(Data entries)
+ + + + +
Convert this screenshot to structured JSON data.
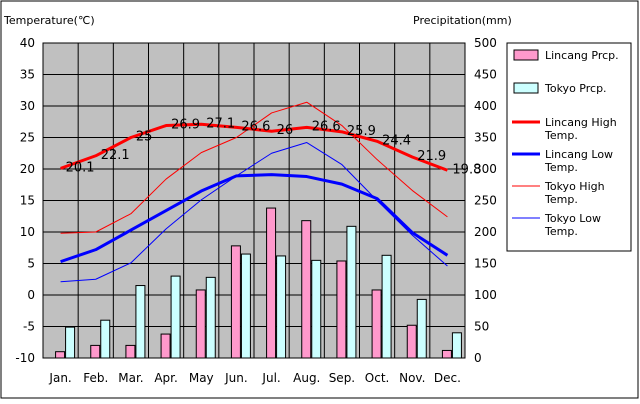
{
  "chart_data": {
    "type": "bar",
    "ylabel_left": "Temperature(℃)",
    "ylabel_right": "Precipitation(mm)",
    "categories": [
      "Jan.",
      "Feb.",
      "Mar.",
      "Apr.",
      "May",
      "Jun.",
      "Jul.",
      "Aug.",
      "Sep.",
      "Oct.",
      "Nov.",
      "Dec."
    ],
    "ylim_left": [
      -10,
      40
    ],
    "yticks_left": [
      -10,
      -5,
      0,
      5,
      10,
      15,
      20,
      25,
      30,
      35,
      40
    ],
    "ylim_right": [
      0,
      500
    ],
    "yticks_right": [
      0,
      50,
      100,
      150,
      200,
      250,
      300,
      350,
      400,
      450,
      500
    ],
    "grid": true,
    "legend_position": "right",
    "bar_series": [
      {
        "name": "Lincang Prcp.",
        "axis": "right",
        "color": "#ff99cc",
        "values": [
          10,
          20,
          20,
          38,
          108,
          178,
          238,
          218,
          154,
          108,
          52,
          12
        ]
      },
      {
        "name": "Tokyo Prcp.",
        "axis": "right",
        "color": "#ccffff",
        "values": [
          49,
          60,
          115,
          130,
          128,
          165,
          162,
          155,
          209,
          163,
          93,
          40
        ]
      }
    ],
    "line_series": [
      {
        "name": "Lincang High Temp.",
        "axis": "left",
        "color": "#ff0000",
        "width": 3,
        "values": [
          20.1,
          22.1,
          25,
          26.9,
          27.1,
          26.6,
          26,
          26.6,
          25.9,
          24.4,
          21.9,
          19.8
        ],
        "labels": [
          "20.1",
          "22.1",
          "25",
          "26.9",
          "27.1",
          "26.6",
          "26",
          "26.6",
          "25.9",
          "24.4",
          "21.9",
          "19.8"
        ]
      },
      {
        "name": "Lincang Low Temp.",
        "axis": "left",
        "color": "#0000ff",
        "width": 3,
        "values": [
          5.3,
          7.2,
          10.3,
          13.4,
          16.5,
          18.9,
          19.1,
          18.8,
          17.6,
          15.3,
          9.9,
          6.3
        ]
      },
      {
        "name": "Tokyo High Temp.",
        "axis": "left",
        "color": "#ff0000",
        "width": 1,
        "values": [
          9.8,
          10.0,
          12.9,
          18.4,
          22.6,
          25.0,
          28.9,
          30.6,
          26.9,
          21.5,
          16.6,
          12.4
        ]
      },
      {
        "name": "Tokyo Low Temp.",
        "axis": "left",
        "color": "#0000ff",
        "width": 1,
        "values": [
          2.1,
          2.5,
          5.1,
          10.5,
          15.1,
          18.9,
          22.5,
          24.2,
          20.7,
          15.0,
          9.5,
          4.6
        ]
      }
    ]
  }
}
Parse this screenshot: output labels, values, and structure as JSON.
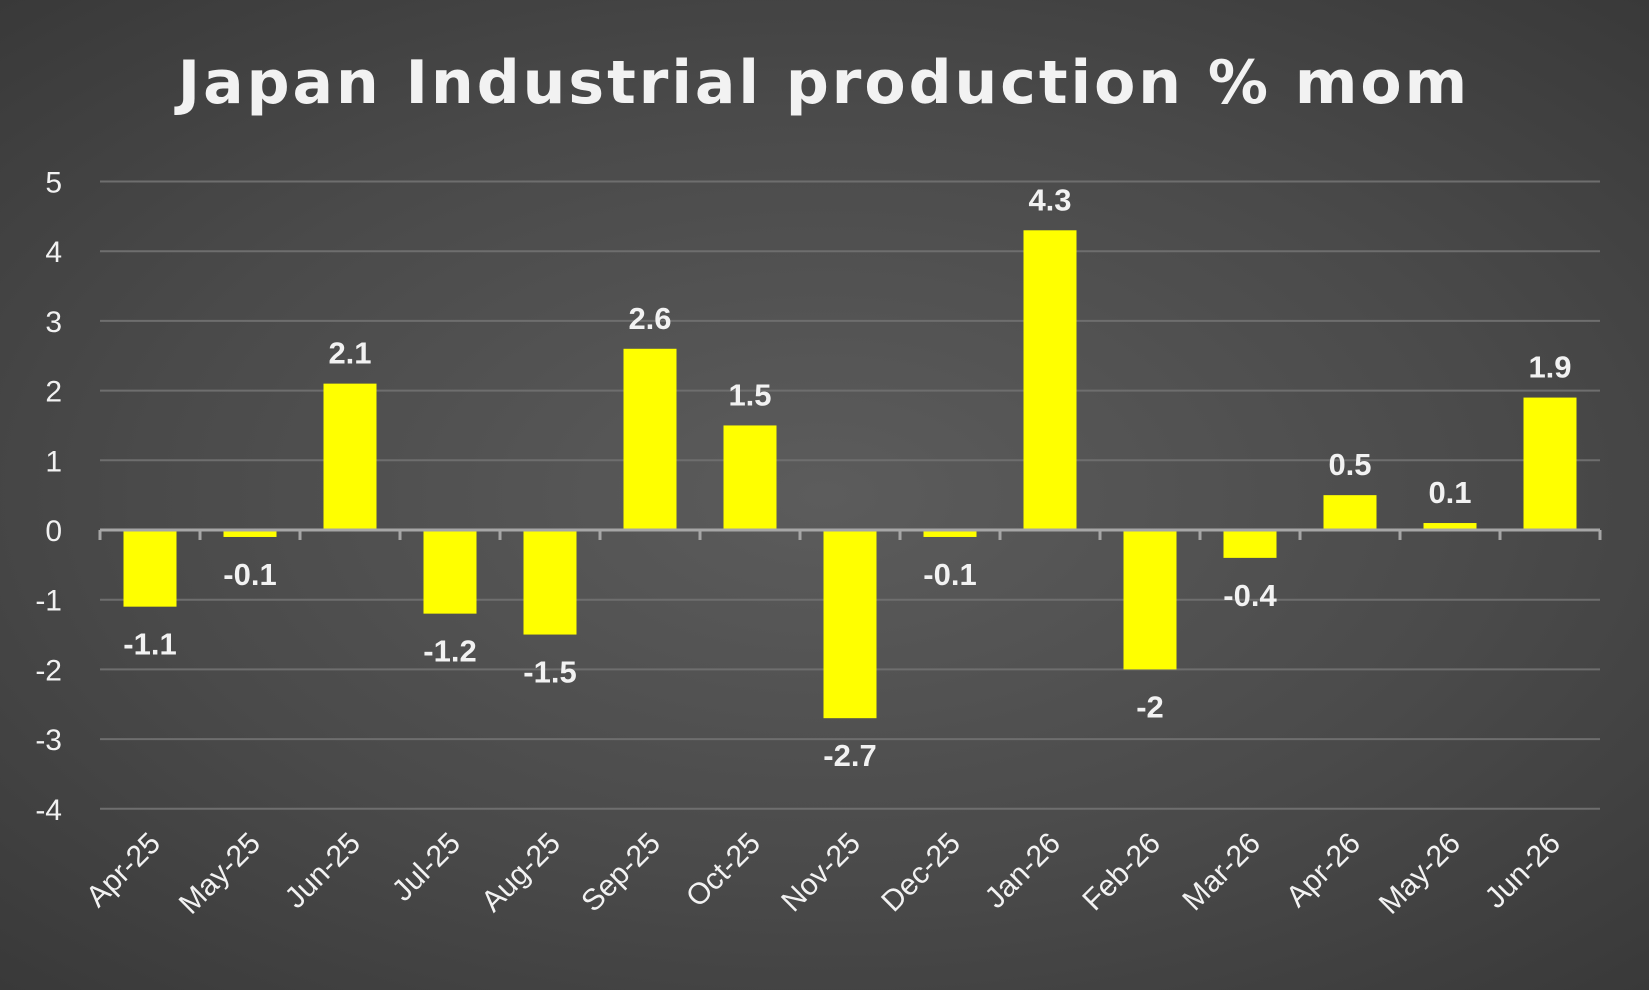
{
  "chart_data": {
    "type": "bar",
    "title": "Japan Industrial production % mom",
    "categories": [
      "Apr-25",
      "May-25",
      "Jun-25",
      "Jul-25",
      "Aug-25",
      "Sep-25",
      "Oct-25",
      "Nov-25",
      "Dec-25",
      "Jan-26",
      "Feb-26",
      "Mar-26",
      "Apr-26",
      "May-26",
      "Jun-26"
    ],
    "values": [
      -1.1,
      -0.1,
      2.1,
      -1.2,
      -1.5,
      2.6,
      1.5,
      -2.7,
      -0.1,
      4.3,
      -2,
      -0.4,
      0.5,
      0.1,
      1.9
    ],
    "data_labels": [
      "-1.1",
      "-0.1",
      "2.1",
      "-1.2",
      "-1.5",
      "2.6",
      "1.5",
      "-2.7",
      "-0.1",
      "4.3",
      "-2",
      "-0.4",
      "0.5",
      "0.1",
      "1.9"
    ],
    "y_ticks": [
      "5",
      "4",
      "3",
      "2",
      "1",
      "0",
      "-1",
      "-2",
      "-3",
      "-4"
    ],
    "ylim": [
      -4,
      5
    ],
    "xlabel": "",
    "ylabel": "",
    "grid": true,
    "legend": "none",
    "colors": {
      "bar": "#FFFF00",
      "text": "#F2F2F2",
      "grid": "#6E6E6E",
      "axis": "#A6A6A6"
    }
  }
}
+ + + + +
*Your goal*: Nothing but the lines from the one holding "Parse this screenshot: output" to the end of the entries above should be echoed, exactly and with both ends included; omit the pictures.

*The output*:
Parse this screenshot: output labels, values, and structure as JSON.
{
  "chart_data": {
    "type": "bar",
    "title": "Japan Industrial production % mom",
    "categories": [
      "Apr-25",
      "May-25",
      "Jun-25",
      "Jul-25",
      "Aug-25",
      "Sep-25",
      "Oct-25",
      "Nov-25",
      "Dec-25",
      "Jan-26",
      "Feb-26",
      "Mar-26",
      "Apr-26",
      "May-26",
      "Jun-26"
    ],
    "values": [
      -1.1,
      -0.1,
      2.1,
      -1.2,
      -1.5,
      2.6,
      1.5,
      -2.7,
      -0.1,
      4.3,
      -2,
      -0.4,
      0.5,
      0.1,
      1.9
    ],
    "data_labels": [
      "-1.1",
      "-0.1",
      "2.1",
      "-1.2",
      "-1.5",
      "2.6",
      "1.5",
      "-2.7",
      "-0.1",
      "4.3",
      "-2",
      "-0.4",
      "0.5",
      "0.1",
      "1.9"
    ],
    "y_ticks": [
      "5",
      "4",
      "3",
      "2",
      "1",
      "0",
      "-1",
      "-2",
      "-3",
      "-4"
    ],
    "ylim": [
      -4,
      5
    ],
    "xlabel": "",
    "ylabel": "",
    "grid": true,
    "legend": "none",
    "colors": {
      "bar": "#FFFF00",
      "text": "#F2F2F2",
      "grid": "#6E6E6E",
      "axis": "#A6A6A6"
    }
  }
}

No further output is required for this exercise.